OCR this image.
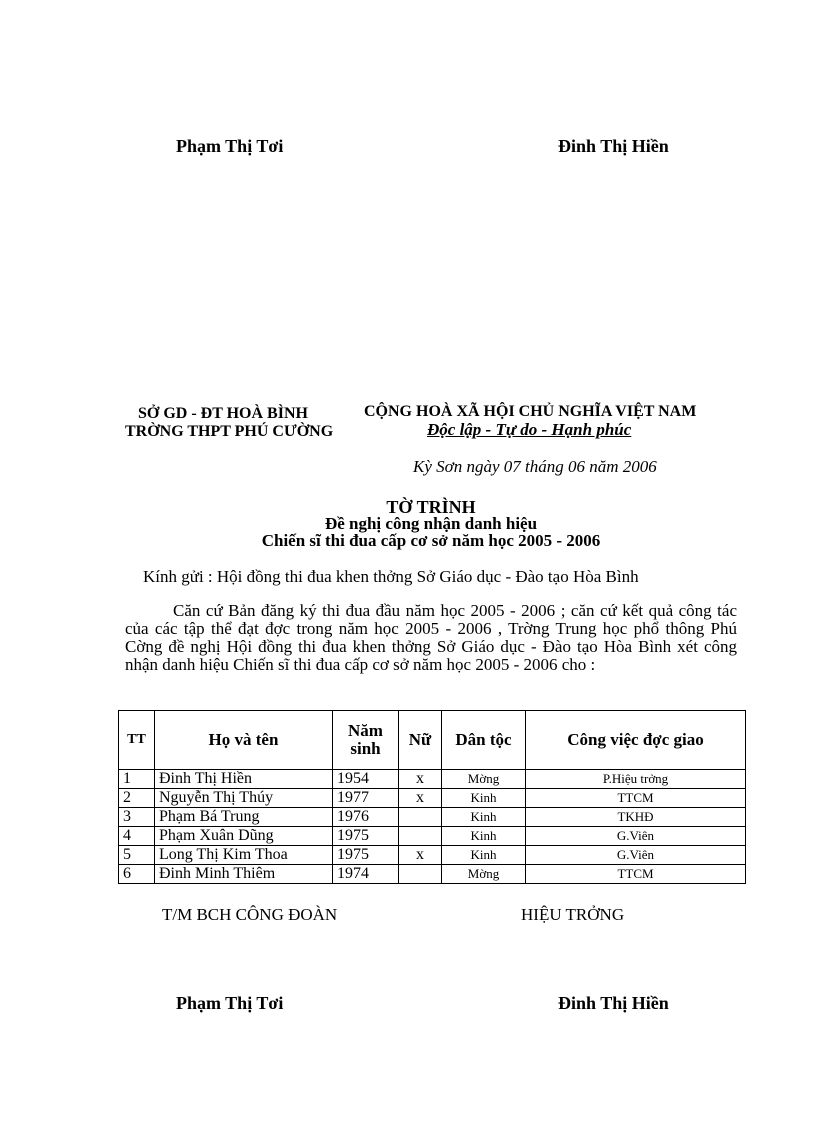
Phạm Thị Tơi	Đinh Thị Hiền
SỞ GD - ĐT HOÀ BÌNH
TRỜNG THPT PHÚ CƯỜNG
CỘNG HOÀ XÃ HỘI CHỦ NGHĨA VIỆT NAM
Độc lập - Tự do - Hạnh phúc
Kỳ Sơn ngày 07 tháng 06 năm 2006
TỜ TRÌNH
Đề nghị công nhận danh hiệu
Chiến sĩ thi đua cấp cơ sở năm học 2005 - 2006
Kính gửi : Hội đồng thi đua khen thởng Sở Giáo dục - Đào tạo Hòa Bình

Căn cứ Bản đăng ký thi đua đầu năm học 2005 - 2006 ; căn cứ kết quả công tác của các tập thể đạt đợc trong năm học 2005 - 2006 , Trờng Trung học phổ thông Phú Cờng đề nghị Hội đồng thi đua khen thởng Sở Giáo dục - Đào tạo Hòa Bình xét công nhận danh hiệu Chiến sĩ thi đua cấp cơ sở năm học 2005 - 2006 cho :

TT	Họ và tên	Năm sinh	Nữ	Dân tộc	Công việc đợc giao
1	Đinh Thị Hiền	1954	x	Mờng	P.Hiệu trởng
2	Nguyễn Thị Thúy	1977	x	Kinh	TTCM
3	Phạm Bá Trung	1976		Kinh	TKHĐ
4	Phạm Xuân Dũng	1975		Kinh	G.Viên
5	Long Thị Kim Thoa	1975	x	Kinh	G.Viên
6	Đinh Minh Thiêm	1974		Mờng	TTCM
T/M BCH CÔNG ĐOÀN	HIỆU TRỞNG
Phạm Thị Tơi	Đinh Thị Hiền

══════════

__Your task__: Copy each line above precisely, dropping the pictures.

__Output__:
OCR this image.
Phạm Thị Tơi	Đinh Thị Hiền
SỞ GD - ĐT HOÀ BÌNH
TRỜNG THPT PHÚ CƯỜNG
CỘNG HOÀ XÃ HỘI CHỦ NGHĨA VIỆT NAM
Độc lập - Tự do - Hạnh phúc
Kỳ Sơn ngày 07 tháng 06 năm 2006
TỜ TRÌNH
Đề nghị công nhận danh hiệu
Chiến sĩ thi đua cấp cơ sở năm học 2005 - 2006
Kính gửi : Hội đồng thi đua khen thởng Sở Giáo dục - Đào tạo Hòa Bình

Căn cứ Bản đăng ký thi đua đầu năm học 2005 - 2006 ; căn cứ kết quả công tác của các tập thể đạt đợc trong năm học 2005 - 2006 , Trờng Trung học phổ thông Phú Cờng đề nghị Hội đồng thi đua khen thởng Sở Giáo dục - Đào tạo Hòa Bình xét công nhận danh hiệu Chiến sĩ thi đua cấp cơ sở năm học 2005 - 2006 cho :

TT	Họ và tên	Năm sinh	Nữ	Dân tộc	Công việc đợc giao
1	Đinh Thị Hiền	1954	x	Mờng	P.Hiệu trởng
2	Nguyễn Thị Thúy	1977	x	Kinh	TTCM
3	Phạm Bá Trung	1976		Kinh	TKHĐ
4	Phạm Xuân Dũng	1975		Kinh	G.Viên
5	Long Thị Kim Thoa	1975	x	Kinh	G.Viên
6	Đinh Minh Thiêm	1974		Mờng	TTCM
T/M BCH CÔNG ĐOÀN	HIỆU TRỞNG
Phạm Thị Tơi	Đinh Thị Hiền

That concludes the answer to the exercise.